*WHAT YOU HAVE TO DO*: Gather each line containing the string "Edwards" from these entries.

*DATA LISTING*:

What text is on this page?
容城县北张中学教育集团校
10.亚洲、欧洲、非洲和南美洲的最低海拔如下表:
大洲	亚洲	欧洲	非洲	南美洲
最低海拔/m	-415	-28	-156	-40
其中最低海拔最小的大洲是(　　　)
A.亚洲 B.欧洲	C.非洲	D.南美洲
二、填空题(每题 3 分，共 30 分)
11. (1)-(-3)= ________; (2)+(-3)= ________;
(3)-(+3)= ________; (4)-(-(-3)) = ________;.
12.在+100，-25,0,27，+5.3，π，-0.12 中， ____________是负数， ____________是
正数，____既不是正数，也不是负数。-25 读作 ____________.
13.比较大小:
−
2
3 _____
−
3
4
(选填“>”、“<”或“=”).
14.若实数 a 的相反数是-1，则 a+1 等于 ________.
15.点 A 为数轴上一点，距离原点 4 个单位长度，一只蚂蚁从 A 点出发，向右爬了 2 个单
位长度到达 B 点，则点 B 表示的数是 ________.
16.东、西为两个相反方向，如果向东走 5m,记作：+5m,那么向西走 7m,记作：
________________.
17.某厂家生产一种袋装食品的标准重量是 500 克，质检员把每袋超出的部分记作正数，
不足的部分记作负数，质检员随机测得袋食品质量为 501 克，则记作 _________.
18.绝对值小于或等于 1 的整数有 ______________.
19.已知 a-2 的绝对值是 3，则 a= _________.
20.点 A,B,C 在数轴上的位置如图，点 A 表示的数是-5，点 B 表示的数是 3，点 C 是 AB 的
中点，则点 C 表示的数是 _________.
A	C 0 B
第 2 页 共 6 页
...
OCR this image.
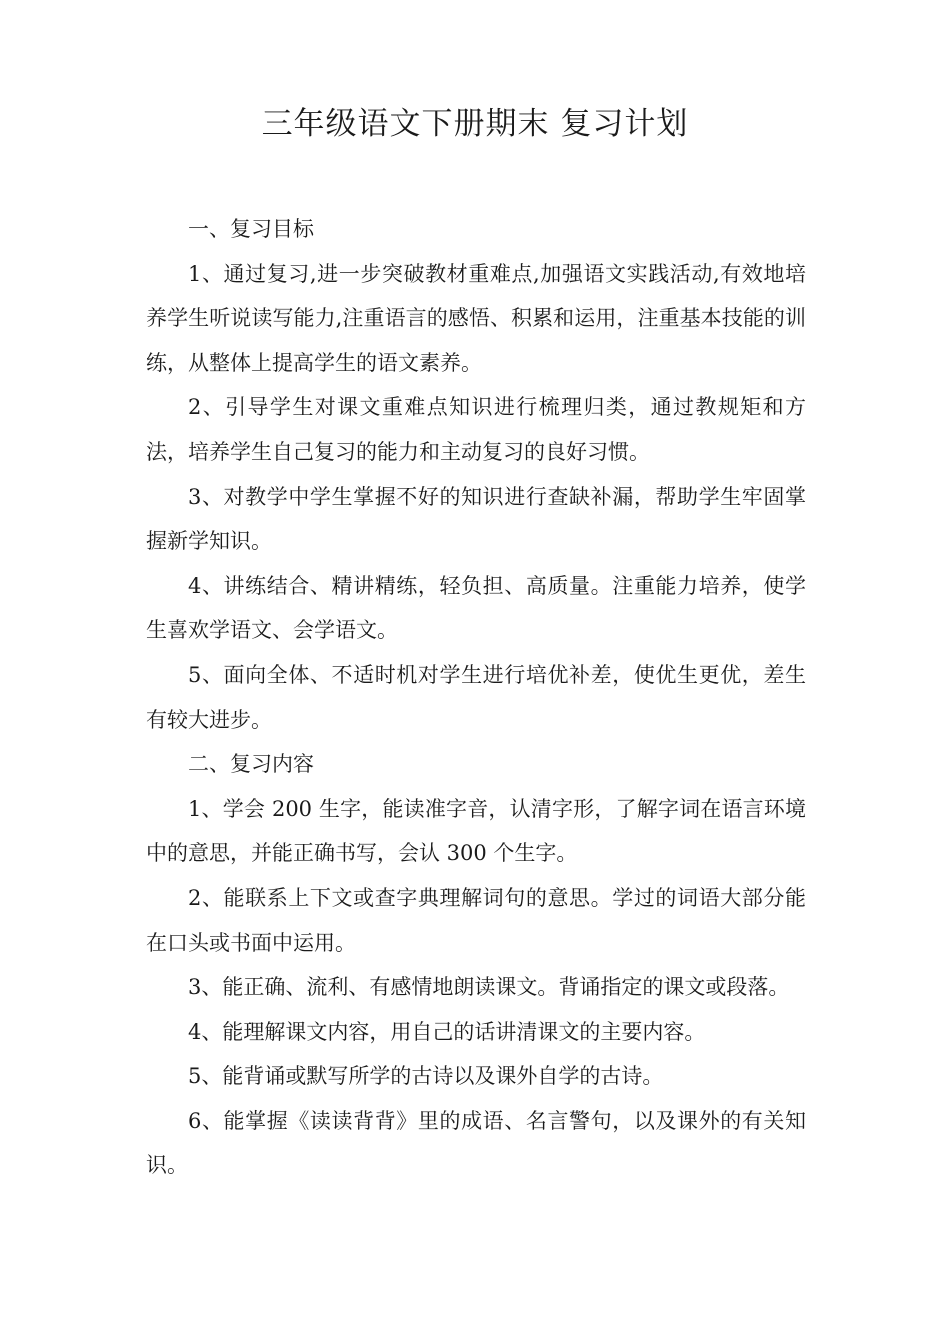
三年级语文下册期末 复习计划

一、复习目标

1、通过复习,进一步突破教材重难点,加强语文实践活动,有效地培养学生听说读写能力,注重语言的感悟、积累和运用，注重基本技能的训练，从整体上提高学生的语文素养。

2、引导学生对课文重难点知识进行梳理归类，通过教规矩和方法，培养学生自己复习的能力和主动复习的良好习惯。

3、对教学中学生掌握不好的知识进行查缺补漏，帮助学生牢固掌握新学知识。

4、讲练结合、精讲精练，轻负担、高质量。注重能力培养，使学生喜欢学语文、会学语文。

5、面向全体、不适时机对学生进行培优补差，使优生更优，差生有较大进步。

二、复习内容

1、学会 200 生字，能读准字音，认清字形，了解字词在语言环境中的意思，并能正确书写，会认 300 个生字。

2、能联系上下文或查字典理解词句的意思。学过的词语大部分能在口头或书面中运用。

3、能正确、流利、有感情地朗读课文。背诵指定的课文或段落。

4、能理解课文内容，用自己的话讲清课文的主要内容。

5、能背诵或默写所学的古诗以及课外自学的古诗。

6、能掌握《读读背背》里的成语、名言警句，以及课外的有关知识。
--
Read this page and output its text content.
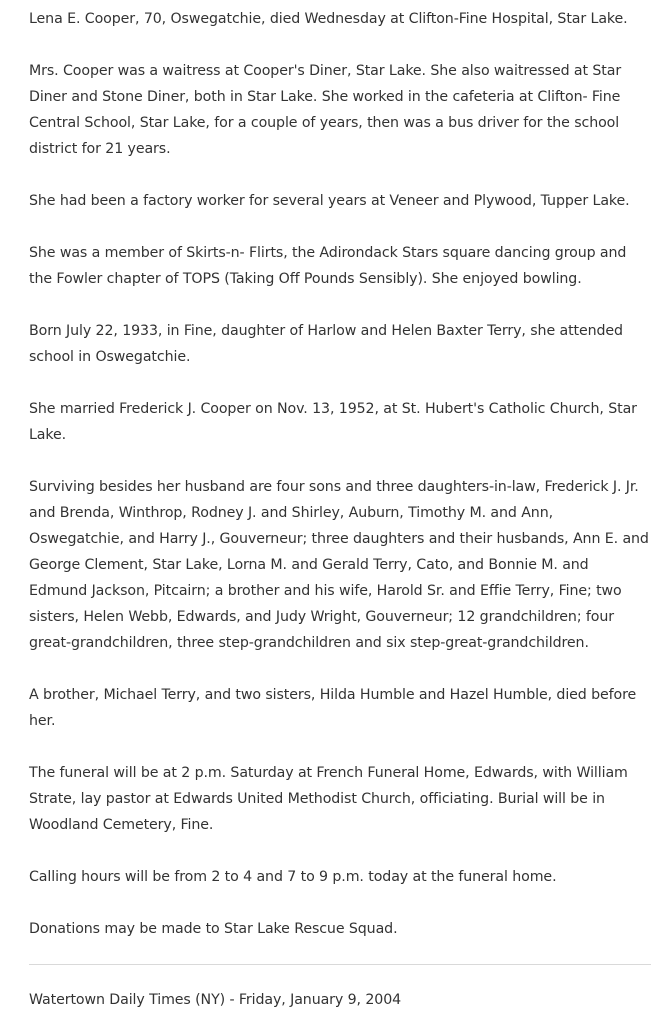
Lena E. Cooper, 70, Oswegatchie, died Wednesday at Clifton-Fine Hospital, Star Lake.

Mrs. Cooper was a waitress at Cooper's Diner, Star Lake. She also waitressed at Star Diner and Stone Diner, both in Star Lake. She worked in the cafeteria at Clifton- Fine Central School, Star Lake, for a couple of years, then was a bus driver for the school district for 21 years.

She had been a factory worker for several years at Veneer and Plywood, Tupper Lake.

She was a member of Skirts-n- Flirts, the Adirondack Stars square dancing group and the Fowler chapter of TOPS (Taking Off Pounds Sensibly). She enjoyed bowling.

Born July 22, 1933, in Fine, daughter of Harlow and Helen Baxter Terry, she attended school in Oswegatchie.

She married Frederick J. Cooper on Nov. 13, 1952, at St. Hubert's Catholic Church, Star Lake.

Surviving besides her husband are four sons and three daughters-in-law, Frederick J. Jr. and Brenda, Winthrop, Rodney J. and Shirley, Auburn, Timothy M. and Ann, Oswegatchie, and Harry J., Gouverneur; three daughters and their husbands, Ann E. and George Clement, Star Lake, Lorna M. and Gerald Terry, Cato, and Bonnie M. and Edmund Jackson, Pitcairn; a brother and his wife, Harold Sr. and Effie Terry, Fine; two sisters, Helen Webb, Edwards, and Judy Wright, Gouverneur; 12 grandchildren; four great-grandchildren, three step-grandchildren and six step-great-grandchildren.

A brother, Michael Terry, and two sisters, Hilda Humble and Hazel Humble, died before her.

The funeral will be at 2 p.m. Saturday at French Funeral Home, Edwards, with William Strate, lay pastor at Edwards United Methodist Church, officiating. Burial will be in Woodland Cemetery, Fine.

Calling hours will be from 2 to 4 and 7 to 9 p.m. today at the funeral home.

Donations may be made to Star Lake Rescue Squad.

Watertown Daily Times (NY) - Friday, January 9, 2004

*PROBLEM SOLUTION*:
Surviving besides her husband are four sons and three daughters-in-law, Frederick J. Jr. and Brenda, Winthrop, Rodney J. and Shirley, Auburn, Timothy M. and Ann, Oswegatchie, and Harry J., Gouverneur; three daughters and their husbands, Ann E. and George Clement, Star Lake, Lorna M. and Gerald Terry, Cato, and Bonnie M. and Edmund Jackson, Pitcairn; a brother and his wife, Harold Sr. and Effie Terry, Fine; two sisters, Helen Webb, Edwards, and Judy Wright, Gouverneur; 12 grandchildren; four great-grandchildren, three step-grandchildren and six step-great-grandchildren.
The funeral will be at 2 p.m. Saturday at French Funeral Home, Edwards, with William Strate, lay pastor at Edwards United Methodist Church, officiating. Burial will be in Woodland Cemetery, Fine.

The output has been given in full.